◆ **Exercise**:
Every entry below should be transcribed exactly; pictures stay out of the copy.

◆ **Records**:
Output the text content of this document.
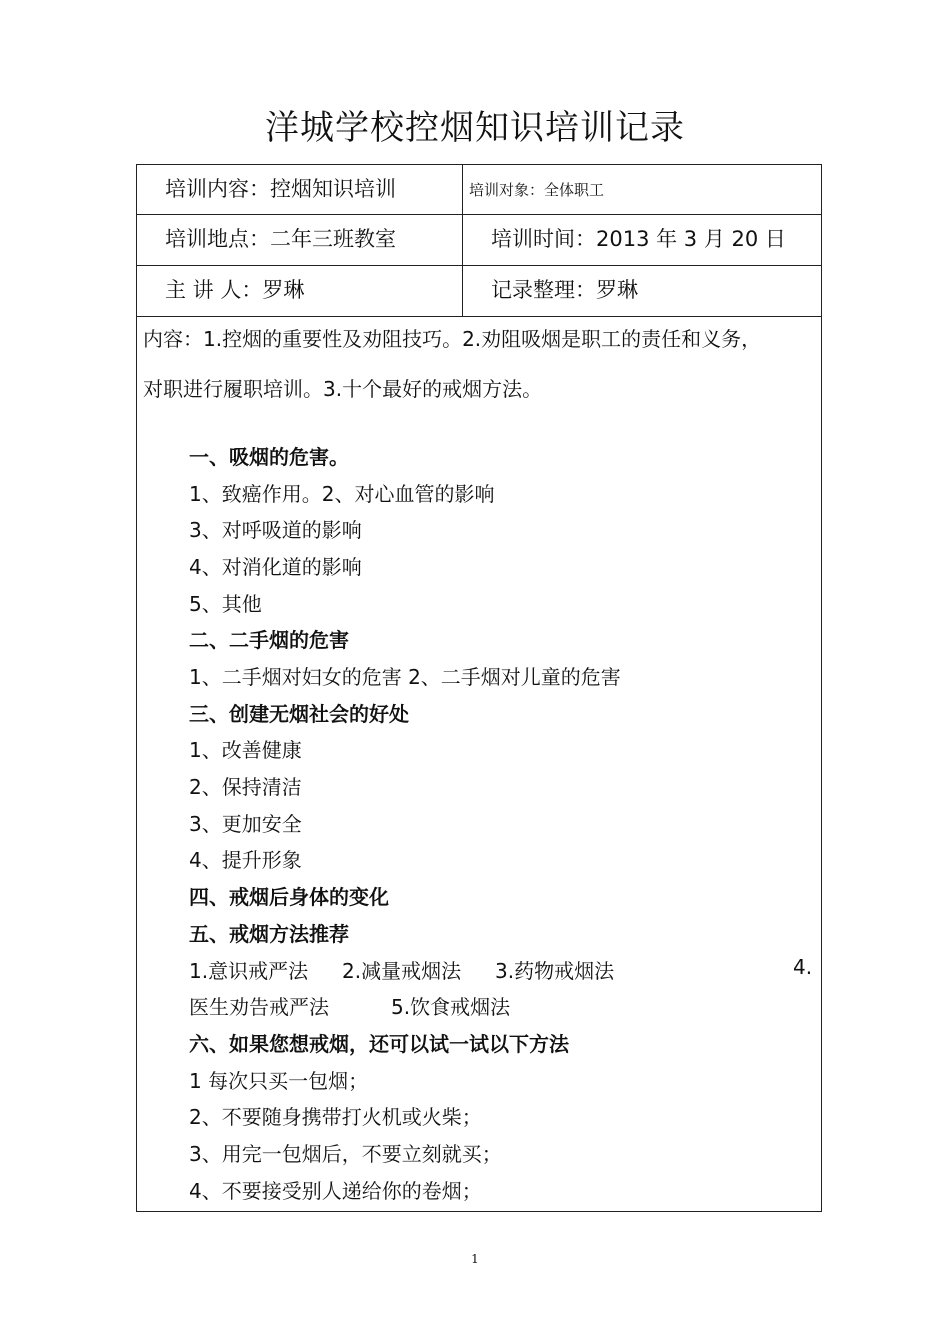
洋城学校控烟知识培训记录
培训内容：控烟知识培训	培训对象：全体职工
培训地点：二年三班教室	培训时间：2013 年 3 月 20 日
主 讲 人：罗琳	记录整理：罗琳
内容：1.控烟的重要性及劝阻技巧。2.劝阻吸烟是职工的责任和义务，
对职进行履职培训。3.十个最好的戒烟方法。
一、吸烟的危害。
1、致癌作用。2、对心血管的影响
3、对呼吸道的影响
4、对消化道的影响
5、其他
二、二手烟的危害
1、二手烟对妇女的危害 2、二手烟对儿童的危害
三、创建无烟社会的好处
1、改善健康
2、保持清洁
3、更加安全
4、提升形象
四、戒烟后身体的变化
五、戒烟方法推荐
1.意识戒严法 2.减量戒烟法 3.药物戒烟法	4.
医生劝告戒严法	5.饮食戒烟法
六、如果您想戒烟，还可以试一试以下方法
1 每次只买一包烟；
2、不要随身携带打火机或火柴；
3、用完一包烟后，不要立刻就买；
4、不要接受别人递给你的卷烟；
1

◆ **Response below**:
Output the text content of this document.
洋城学校控烟知识培训记录
培训内容：控烟知识培训	培训对象：全体职工
培训地点：二年三班教室	培训时间：2013 年 3 月 20 日
主 讲 人：罗琳	记录整理：罗琳
内容：1.控烟的重要性及劝阻技巧。2.劝阻吸烟是职工的责任和义务，
对职进行履职培训。3.十个最好的戒烟方法。
一、吸烟的危害。
1、致癌作用。2、对心血管的影响
3、对呼吸道的影响
4、对消化道的影响
5、其他
二、二手烟的危害
1、二手烟对妇女的危害 2、二手烟对儿童的危害
三、创建无烟社会的好处
1、改善健康
2、保持清洁
3、更加安全
4、提升形象
四、戒烟后身体的变化
五、戒烟方法推荐
1.意识戒严法 2.减量戒烟法 3.药物戒烟法	4.
医生劝告戒严法	5.饮食戒烟法
六、如果您想戒烟，还可以试一试以下方法
1 每次只买一包烟；
2、不要随身携带打火机或火柴；
3、用完一包烟后，不要立刻就买；
4、不要接受别人递给你的卷烟；
1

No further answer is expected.